• [Written request] Return each line of the listing below, unchanged, and omit the images.

[Excerpts from a figure dataset]
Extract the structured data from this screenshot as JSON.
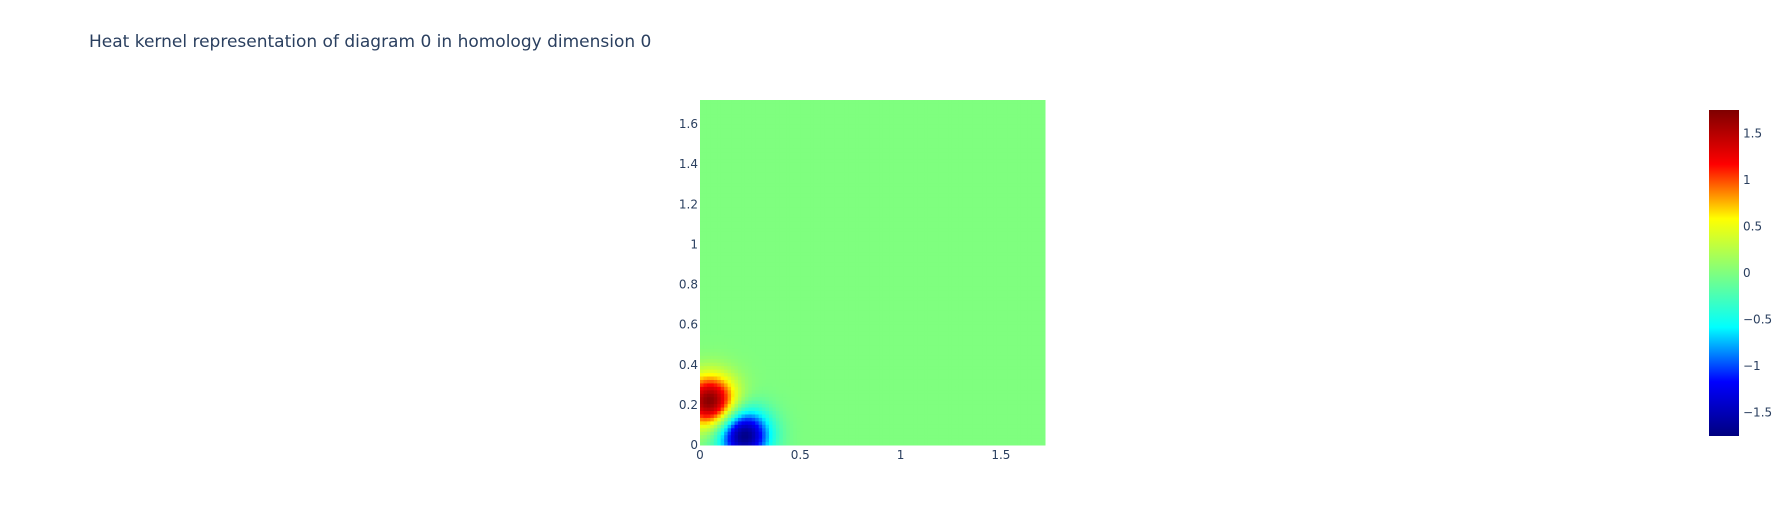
{
  "chart_data": {
    "type": "heatmap",
    "title": "Heat kernel representation of diagram 0 in homology dimension 0",
    "xlabel": "",
    "ylabel": "",
    "xlim": [
      0,
      1.72
    ],
    "ylim": [
      0,
      1.72
    ],
    "x_ticks": [
      0,
      0.5,
      1,
      1.5
    ],
    "x_tick_labels": [
      "0",
      "0.5",
      "1",
      "1.5"
    ],
    "y_ticks": [
      0,
      0.2,
      0.4,
      0.6,
      0.8,
      1,
      1.2,
      1.4,
      1.6
    ],
    "y_tick_labels": [
      "0",
      "0.2",
      "0.4",
      "0.6",
      "0.8",
      "1",
      "1.2",
      "1.4",
      "1.6"
    ],
    "grid_size": 100,
    "colorscale": "jet",
    "colorscale_stops": [
      "#00007f",
      "#0000ff",
      "#00ffff",
      "#7fff7f",
      "#ffff00",
      "#ff0000",
      "#7f0000"
    ],
    "zlim": [
      -1.75,
      1.75
    ],
    "colorbar": {
      "ticks": [
        1.5,
        1,
        0.5,
        0,
        -0.5,
        -1,
        -1.5
      ],
      "tick_labels": [
        "1.5",
        "1",
        "0.5",
        "0",
        "−0.5",
        "−1",
        "−1.5"
      ]
    },
    "kernel": {
      "points": [
        {
          "birth": 0.05,
          "death": 0.22
        }
      ],
      "sigma": 0.09,
      "peak": 1.75
    }
  }
}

• [Answer to the task]
Extract the structured data from this screenshot as JSON.
{
  "chart_data": {
    "type": "heatmap",
    "title": "Heat kernel representation of diagram 0 in homology dimension 0",
    "xlabel": "",
    "ylabel": "",
    "xlim": [
      0,
      1.72
    ],
    "ylim": [
      0,
      1.72
    ],
    "x_ticks": [
      0,
      0.5,
      1,
      1.5
    ],
    "x_tick_labels": [
      "0",
      "0.5",
      "1",
      "1.5"
    ],
    "y_ticks": [
      0,
      0.2,
      0.4,
      0.6,
      0.8,
      1,
      1.2,
      1.4,
      1.6
    ],
    "y_tick_labels": [
      "0",
      "0.2",
      "0.4",
      "0.6",
      "0.8",
      "1",
      "1.2",
      "1.4",
      "1.6"
    ],
    "grid_size": 100,
    "colorscale": "jet",
    "colorscale_stops": [
      "#00007f",
      "#0000ff",
      "#00ffff",
      "#7fff7f",
      "#ffff00",
      "#ff0000",
      "#7f0000"
    ],
    "zlim": [
      -1.75,
      1.75
    ],
    "colorbar": {
      "ticks": [
        1.5,
        1,
        0.5,
        0,
        -0.5,
        -1,
        -1.5
      ],
      "tick_labels": [
        "1.5",
        "1",
        "0.5",
        "0",
        "−0.5",
        "−1",
        "−1.5"
      ]
    },
    "kernel": {
      "points": [
        {
          "birth": 0.05,
          "death": 0.22
        }
      ],
      "sigma": 0.09,
      "peak": 1.75
    }
  }
}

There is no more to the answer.